Using the listing below, report all lines holding the word "none".

**Structured figure records**
— start —
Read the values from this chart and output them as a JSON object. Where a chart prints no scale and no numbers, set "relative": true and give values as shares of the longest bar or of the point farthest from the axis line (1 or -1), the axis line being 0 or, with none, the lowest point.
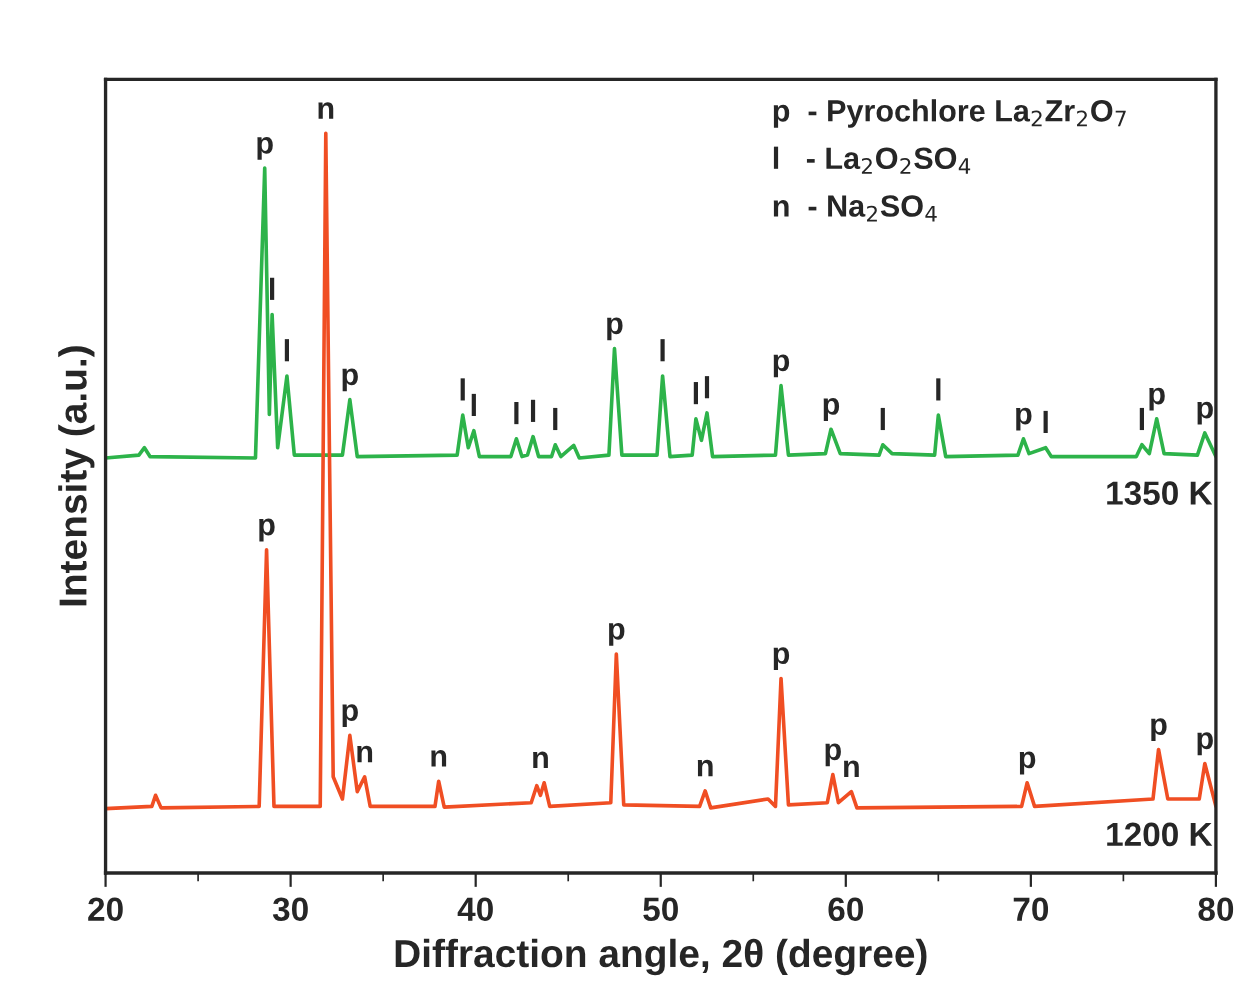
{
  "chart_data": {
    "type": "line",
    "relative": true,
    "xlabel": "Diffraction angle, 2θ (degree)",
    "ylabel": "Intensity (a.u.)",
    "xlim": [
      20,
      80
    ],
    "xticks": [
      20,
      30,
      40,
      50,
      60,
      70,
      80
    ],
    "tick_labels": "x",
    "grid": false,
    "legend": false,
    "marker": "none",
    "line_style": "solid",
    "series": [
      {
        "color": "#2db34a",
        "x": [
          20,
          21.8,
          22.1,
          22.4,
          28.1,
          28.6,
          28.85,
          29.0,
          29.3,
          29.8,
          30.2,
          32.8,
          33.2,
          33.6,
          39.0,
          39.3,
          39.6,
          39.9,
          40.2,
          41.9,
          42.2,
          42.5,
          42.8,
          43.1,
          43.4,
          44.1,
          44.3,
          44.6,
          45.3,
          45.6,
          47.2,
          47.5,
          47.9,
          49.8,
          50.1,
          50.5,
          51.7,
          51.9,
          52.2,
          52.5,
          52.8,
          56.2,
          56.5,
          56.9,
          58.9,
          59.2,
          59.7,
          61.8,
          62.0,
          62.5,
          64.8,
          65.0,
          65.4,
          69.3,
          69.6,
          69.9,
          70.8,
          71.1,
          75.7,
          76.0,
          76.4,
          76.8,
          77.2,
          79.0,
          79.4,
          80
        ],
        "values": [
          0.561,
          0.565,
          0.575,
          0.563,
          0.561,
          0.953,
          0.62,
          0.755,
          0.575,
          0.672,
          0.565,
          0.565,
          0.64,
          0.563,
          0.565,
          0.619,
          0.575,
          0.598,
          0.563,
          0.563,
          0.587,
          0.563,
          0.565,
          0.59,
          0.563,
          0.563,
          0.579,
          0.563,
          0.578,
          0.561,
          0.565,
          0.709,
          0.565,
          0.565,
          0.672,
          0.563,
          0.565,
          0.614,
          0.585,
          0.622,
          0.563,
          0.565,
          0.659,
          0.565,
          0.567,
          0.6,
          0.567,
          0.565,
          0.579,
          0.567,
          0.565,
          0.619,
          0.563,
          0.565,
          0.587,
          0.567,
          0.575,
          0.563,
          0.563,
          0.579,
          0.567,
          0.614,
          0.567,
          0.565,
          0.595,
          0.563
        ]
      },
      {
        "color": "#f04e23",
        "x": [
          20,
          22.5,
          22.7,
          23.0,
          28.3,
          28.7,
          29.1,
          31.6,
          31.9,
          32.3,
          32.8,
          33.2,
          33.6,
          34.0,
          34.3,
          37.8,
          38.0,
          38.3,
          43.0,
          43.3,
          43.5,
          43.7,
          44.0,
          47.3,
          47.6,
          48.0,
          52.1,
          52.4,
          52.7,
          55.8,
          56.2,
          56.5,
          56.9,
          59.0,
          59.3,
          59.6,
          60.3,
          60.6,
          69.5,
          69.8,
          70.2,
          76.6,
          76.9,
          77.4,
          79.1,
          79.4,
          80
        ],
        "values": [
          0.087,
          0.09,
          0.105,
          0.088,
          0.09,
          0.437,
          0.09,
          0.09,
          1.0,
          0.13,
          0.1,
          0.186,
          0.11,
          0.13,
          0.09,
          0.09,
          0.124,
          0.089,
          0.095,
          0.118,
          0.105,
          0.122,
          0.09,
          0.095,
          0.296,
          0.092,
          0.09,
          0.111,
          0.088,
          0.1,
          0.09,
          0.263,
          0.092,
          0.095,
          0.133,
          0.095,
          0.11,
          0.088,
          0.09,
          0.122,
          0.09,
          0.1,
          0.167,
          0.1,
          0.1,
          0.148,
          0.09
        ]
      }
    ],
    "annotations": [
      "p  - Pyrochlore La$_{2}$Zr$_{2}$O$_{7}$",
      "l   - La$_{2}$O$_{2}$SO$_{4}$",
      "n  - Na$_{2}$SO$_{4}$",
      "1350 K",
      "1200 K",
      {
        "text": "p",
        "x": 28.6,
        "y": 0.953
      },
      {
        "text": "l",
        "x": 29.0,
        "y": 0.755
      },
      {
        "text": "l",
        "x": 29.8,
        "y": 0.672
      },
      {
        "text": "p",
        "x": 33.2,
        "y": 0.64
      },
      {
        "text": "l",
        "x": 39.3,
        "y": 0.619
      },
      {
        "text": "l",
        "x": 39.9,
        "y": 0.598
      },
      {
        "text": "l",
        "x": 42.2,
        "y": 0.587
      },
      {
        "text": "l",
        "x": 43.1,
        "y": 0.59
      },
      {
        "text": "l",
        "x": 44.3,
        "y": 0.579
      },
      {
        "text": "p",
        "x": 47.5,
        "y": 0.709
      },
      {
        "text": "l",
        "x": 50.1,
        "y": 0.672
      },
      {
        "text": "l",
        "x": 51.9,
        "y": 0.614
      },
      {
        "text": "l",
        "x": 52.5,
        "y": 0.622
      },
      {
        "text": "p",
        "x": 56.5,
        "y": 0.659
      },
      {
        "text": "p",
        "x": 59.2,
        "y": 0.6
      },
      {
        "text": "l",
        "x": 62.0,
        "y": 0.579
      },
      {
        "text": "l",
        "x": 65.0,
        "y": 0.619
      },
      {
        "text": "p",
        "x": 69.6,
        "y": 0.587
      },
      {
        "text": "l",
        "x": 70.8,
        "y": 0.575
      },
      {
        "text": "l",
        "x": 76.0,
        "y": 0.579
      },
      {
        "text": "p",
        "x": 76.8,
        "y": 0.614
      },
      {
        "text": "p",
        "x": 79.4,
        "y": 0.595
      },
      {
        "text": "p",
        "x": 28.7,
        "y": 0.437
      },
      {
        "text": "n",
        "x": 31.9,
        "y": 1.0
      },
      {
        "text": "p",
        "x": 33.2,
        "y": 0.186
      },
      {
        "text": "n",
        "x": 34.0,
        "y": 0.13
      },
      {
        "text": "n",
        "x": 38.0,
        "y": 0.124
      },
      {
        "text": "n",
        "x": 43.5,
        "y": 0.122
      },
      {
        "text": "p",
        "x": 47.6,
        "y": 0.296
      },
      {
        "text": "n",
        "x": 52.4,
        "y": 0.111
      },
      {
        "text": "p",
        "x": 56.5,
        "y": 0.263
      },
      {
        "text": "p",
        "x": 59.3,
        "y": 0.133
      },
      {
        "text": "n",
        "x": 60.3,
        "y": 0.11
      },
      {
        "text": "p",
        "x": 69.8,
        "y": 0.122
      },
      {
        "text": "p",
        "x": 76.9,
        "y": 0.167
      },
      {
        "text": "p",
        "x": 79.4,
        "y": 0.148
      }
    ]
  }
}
— end —
**Exercise answer**
Read the values from this chart and output them as a JSON object. Where a chart prints no scale and no numbers, set "relative": true and give values as shares of the longest bar or of the point farthest from the axis line (1 or -1), the axis line being 0 or, with none, the lowest point.
    "marker": "none",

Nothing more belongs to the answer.